**WORK TO COMPLETE**: Find the word "start" in the material below and gather every line that contains it.

(Items listed in a dataset)
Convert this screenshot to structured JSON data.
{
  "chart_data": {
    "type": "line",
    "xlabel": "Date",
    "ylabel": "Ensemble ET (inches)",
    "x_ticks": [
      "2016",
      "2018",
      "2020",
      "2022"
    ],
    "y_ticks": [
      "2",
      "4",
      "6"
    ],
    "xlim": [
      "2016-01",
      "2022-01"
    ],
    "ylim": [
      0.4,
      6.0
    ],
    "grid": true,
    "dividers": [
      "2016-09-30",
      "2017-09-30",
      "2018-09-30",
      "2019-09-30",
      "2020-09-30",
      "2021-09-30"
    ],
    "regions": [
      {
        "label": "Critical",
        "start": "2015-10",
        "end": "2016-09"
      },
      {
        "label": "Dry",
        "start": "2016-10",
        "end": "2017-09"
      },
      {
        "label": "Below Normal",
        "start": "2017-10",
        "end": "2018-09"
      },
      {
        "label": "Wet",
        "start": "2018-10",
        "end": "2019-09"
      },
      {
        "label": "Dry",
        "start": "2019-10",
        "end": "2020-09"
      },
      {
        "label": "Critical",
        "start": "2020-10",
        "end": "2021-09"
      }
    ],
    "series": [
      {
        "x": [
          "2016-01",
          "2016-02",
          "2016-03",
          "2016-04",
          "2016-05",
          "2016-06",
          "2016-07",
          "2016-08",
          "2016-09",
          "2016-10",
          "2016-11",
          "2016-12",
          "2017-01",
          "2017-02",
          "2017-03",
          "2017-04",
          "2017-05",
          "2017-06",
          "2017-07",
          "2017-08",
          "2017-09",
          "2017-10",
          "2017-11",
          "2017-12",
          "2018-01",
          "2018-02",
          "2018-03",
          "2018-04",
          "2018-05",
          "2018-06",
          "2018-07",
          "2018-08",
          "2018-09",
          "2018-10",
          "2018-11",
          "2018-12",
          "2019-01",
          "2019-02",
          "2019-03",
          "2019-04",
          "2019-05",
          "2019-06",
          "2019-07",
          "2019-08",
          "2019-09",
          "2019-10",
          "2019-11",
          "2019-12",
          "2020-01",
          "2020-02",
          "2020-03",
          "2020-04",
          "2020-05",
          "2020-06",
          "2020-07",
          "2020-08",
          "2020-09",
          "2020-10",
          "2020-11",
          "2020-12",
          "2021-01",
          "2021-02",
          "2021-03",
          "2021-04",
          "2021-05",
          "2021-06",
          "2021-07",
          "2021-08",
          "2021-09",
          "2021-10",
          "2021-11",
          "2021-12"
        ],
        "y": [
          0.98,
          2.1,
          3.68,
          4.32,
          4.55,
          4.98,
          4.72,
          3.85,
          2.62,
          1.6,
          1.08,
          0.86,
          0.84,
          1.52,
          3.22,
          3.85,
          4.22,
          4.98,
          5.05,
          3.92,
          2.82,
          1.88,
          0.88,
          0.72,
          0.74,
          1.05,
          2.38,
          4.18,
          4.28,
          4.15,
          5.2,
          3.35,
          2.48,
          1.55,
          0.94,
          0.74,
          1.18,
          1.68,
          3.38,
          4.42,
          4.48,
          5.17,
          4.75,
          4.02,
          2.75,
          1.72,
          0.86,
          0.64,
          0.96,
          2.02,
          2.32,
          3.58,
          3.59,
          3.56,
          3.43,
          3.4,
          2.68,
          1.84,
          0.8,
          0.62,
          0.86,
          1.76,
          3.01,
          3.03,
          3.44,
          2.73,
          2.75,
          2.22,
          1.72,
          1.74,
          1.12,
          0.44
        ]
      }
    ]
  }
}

**FINAL RESULT**:
        "start": "2015-10",
        "start": "2016-10",
        "start": "2017-10",
        "start": "2018-10",
        "start": "2019-10",
        "start": "2020-10",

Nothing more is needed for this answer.